* **GOAL OF THE EXERCISE**:
Copy out all the records exactly.

[Records from a dataset]
begin

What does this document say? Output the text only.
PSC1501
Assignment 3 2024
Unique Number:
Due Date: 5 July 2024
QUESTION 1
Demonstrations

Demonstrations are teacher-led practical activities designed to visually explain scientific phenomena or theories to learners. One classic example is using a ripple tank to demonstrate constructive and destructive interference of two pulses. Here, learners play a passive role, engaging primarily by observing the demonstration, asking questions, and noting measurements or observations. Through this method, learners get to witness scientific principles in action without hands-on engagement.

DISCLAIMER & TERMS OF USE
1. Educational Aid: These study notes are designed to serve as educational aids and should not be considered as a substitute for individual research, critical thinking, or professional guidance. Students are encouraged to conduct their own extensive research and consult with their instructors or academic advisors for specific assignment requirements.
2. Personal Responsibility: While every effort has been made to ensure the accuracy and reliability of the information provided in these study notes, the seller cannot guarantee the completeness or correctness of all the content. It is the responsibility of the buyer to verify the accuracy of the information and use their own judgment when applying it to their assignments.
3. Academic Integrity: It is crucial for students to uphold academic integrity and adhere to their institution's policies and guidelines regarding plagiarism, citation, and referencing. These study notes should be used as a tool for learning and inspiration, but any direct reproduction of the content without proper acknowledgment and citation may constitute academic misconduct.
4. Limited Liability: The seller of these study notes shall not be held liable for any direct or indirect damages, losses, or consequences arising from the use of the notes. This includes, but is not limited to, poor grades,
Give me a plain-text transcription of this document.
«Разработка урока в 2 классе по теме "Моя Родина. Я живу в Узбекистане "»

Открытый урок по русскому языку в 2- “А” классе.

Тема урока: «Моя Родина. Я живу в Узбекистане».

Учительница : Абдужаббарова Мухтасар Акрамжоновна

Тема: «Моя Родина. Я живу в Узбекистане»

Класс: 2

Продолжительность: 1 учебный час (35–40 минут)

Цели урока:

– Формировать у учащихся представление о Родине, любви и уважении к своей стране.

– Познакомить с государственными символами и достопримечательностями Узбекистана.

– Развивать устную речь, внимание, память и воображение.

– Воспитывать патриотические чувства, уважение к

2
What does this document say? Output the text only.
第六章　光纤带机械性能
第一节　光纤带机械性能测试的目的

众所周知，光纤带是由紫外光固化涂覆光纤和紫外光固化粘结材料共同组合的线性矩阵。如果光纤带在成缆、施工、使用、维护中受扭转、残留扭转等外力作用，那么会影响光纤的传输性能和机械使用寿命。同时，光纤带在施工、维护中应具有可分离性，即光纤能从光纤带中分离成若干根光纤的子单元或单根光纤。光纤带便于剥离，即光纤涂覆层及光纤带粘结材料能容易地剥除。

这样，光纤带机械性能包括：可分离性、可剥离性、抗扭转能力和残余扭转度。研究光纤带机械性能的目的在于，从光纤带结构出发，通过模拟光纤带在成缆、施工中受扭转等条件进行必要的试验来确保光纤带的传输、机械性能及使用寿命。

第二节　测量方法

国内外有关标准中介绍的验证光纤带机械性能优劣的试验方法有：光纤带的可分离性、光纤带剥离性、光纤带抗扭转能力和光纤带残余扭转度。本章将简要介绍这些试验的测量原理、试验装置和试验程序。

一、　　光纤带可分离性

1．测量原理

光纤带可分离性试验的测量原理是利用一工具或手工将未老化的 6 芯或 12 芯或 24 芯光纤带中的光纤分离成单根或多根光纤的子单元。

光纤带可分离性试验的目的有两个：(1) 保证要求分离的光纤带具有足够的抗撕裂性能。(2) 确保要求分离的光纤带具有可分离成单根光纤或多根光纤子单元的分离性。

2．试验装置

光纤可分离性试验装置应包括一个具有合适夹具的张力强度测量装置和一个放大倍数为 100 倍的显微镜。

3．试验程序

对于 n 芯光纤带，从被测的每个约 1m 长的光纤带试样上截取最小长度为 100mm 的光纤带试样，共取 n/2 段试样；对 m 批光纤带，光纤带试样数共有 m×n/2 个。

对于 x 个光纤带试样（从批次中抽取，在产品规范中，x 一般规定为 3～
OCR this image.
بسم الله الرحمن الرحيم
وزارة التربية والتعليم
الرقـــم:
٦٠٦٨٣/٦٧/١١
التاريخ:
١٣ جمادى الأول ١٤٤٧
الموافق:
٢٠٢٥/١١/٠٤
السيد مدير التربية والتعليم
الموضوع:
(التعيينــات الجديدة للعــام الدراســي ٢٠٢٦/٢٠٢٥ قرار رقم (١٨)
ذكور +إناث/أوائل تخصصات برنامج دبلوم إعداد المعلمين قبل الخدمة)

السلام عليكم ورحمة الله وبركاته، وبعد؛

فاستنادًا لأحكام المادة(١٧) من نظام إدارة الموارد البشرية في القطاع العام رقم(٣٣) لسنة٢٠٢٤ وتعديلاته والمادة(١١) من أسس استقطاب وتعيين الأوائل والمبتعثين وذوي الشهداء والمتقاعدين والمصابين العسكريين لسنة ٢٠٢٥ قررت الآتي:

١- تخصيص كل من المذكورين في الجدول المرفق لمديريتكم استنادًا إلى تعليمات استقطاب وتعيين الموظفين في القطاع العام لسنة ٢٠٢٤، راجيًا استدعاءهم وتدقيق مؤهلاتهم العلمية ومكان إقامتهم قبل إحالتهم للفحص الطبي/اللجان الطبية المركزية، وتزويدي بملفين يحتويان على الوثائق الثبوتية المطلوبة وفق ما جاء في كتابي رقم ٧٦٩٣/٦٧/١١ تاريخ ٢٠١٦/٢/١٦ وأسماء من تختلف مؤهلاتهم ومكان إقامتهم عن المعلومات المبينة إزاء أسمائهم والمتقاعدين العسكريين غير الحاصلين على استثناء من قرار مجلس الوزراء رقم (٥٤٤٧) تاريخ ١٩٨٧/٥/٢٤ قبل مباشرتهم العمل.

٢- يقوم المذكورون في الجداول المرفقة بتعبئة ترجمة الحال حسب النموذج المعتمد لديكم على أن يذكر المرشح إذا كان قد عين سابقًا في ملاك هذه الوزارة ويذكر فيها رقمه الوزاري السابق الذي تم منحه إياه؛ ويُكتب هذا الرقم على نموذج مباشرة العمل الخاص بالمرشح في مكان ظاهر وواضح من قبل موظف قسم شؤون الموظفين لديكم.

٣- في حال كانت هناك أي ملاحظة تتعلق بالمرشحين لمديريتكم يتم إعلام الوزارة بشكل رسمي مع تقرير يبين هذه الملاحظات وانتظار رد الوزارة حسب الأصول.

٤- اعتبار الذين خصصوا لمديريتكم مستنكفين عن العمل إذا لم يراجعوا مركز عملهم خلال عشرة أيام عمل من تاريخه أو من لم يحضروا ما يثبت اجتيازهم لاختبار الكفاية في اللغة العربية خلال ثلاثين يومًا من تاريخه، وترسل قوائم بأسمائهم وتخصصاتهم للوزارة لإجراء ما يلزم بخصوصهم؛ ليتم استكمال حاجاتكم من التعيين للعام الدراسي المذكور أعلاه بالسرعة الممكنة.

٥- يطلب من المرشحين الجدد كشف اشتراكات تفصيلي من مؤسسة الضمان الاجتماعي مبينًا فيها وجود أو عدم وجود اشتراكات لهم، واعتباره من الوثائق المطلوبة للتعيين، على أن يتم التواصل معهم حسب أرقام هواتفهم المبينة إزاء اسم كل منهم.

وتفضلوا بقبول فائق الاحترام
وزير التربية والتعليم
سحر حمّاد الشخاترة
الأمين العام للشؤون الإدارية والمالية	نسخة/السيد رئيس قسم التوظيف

end

* **WORKED SOLUTION**:
What does this document say? Output the text only.
PSC1501
Assignment 3 2024
Unique Number:
Due Date: 5 July 2024
QUESTION 1
Demonstrations

Demonstrations are teacher-led practical activities designed to visually explain scientific phenomena or theories to learners. One classic example is using a ripple tank to demonstrate constructive and destructive interference of two pulses. Here, learners play a passive role, engaging primarily by observing the demonstration, asking questions, and noting measurements or observations. Through this method, learners get to witness scientific principles in action without hands-on engagement.

DISCLAIMER & TERMS OF USE
1. Educational Aid: These study notes are designed to serve as educational aids and should not be considered as a substitute for individual research, critical thinking, or professional guidance. Students are encouraged to conduct their own extensive research and consult with their instructors or academic advisors for specific assignment requirements.
2. Personal Responsibility: While every effort has been made to ensure the accuracy and reliability of the information provided in these study notes, the seller cannot guarantee the completeness or correctness of all the content. It is the responsibility of the buyer to verify the accuracy of the information and use their own judgment when applying it to their assignments.
3. Academic Integrity: It is crucial for students to uphold academic integrity and adhere to their institution's policies and guidelines regarding plagiarism, citation, and referencing. These study notes should be used as a tool for learning and inspiration, but any direct reproduction of the content without proper acknowledgment and citation may constitute academic misconduct.
4. Limited Liability: The seller of these study notes shall not be held liable for any direct or indirect damages, losses, or consequences arising from the use of the notes. This includes, but is not limited to, poor grades,
Give me a plain-text transcription of this document.
«Разработка урока в 2 классе по теме "Моя Родина. Я живу в Узбекистане "»

Открытый урок по русскому языку в 2- “А” классе.

Тема урока: «Моя Родина. Я живу в Узбекистане».

Учительница : Абдужаббарова Мухтасар Акрамжоновна

Тема: «Моя Родина. Я живу в Узбекистане»

Класс: 2

Продолжительность: 1 учебный час (35–40 минут)

Цели урока:

– Формировать у учащихся представление о Родине, любви и уважении к своей стране.

– Познакомить с государственными символами и достопримечательностями Узбекистана.

– Развивать устную речь, внимание, память и воображение.

– Воспитывать патриотические чувства, уважение к

2
What does this document say? Output the text only.
第六章　光纤带机械性能
第一节　光纤带机械性能测试的目的

众所周知，光纤带是由紫外光固化涂覆光纤和紫外光固化粘结材料共同组合的线性矩阵。如果光纤带在成缆、施工、使用、维护中受扭转、残留扭转等外力作用，那么会影响光纤的传输性能和机械使用寿命。同时，光纤带在施工、维护中应具有可分离性，即光纤能从光纤带中分离成若干根光纤的子单元或单根光纤。光纤带便于剥离，即光纤涂覆层及光纤带粘结材料能容易地剥除。

这样，光纤带机械性能包括：可分离性、可剥离性、抗扭转能力和残余扭转度。研究光纤带机械性能的目的在于，从光纤带结构出发，通过模拟光纤带在成缆、施工中受扭转等条件进行必要的试验来确保光纤带的传输、机械性能及使用寿命。

第二节　测量方法

国内外有关标准中介绍的验证光纤带机械性能优劣的试验方法有：光纤带的可分离性、光纤带剥离性、光纤带抗扭转能力和光纤带残余扭转度。本章将简要介绍这些试验的测量原理、试验装置和试验程序。

一、　　光纤带可分离性

1．测量原理

光纤带可分离性试验的测量原理是利用一工具或手工将未老化的 6 芯或 12 芯或 24 芯光纤带中的光纤分离成单根或多根光纤的子单元。

光纤带可分离性试验的目的有两个：(1) 保证要求分离的光纤带具有足够的抗撕裂性能。(2) 确保要求分离的光纤带具有可分离成单根光纤或多根光纤子单元的分离性。

2．试验装置

光纤可分离性试验装置应包括一个具有合适夹具的张力强度测量装置和一个放大倍数为 100 倍的显微镜。

3．试验程序

对于 n 芯光纤带，从被测的每个约 1m 长的光纤带试样上截取最小长度为 100mm 的光纤带试样，共取 n/2 段试样；对 m 批光纤带，光纤带试样数共有 m×n/2 个。

对于 x 个光纤带试样（从批次中抽取，在产品规范中，x 一般规定为 3～
OCR this image.
بسم الله الرحمن الرحيم
وزارة التربية والتعليم
الرقـــم:
٦٠٦٨٣/٦٧/١١
التاريخ:
١٣ جمادى الأول ١٤٤٧
الموافق:
٢٠٢٥/١١/٠٤
السيد مدير التربية والتعليم
الموضوع:
(التعيينــات الجديدة للعــام الدراســي ٢٠٢٦/٢٠٢٥ قرار رقم (١٨)
ذكور +إناث/أوائل تخصصات برنامج دبلوم إعداد المعلمين قبل الخدمة)

السلام عليكم ورحمة الله وبركاته، وبعد؛

فاستنادًا لأحكام المادة(١٧) من نظام إدارة الموارد البشرية في القطاع العام رقم(٣٣) لسنة٢٠٢٤ وتعديلاته والمادة(١١) من أسس استقطاب وتعيين الأوائل والمبتعثين وذوي الشهداء والمتقاعدين والمصابين العسكريين لسنة ٢٠٢٥ قررت الآتي:

١- تخصيص كل من المذكورين في الجدول المرفق لمديريتكم استنادًا إلى تعليمات استقطاب وتعيين الموظفين في القطاع العام لسنة ٢٠٢٤، راجيًا استدعاءهم وتدقيق مؤهلاتهم العلمية ومكان إقامتهم قبل إحالتهم للفحص الطبي/اللجان الطبية المركزية، وتزويدي بملفين يحتويان على الوثائق الثبوتية المطلوبة وفق ما جاء في كتابي رقم ٧٦٩٣/٦٧/١١ تاريخ ٢٠١٦/٢/١٦ وأسماء من تختلف مؤهلاتهم ومكان إقامتهم عن المعلومات المبينة إزاء أسمائهم والمتقاعدين العسكريين غير الحاصلين على استثناء من قرار مجلس الوزراء رقم (٥٤٤٧) تاريخ ١٩٨٧/٥/٢٤ قبل مباشرتهم العمل.

٢- يقوم المذكورون في الجداول المرفقة بتعبئة ترجمة الحال حسب النموذج المعتمد لديكم على أن يذكر المرشح إذا كان قد عين سابقًا في ملاك هذه الوزارة ويذكر فيها رقمه الوزاري السابق الذي تم منحه إياه؛ ويُكتب هذا الرقم على نموذج مباشرة العمل الخاص بالمرشح في مكان ظاهر وواضح من قبل موظف قسم شؤون الموظفين لديكم.

٣- في حال كانت هناك أي ملاحظة تتعلق بالمرشحين لمديريتكم يتم إعلام الوزارة بشكل رسمي مع تقرير يبين هذه الملاحظات وانتظار رد الوزارة حسب الأصول.

٤- اعتبار الذين خصصوا لمديريتكم مستنكفين عن العمل إذا لم يراجعوا مركز عملهم خلال عشرة أيام عمل من تاريخه أو من لم يحضروا ما يثبت اجتيازهم لاختبار الكفاية في اللغة العربية خلال ثلاثين يومًا من تاريخه، وترسل قوائم بأسمائهم وتخصصاتهم للوزارة لإجراء ما يلزم بخصوصهم؛ ليتم استكمال حاجاتكم من التعيين للعام الدراسي المذكور أعلاه بالسرعة الممكنة.

٥- يطلب من المرشحين الجدد كشف اشتراكات تفصيلي من مؤسسة الضمان الاجتماعي مبينًا فيها وجود أو عدم وجود اشتراكات لهم، واعتباره من الوثائق المطلوبة للتعيين، على أن يتم التواصل معهم حسب أرقام هواتفهم المبينة إزاء اسم كل منهم.

وتفضلوا بقبول فائق الاحترام
وزير التربية والتعليم
سحر حمّاد الشخاترة
الأمين العام للشؤون الإدارية والمالية	نسخة/السيد رئيس قسم التوظيف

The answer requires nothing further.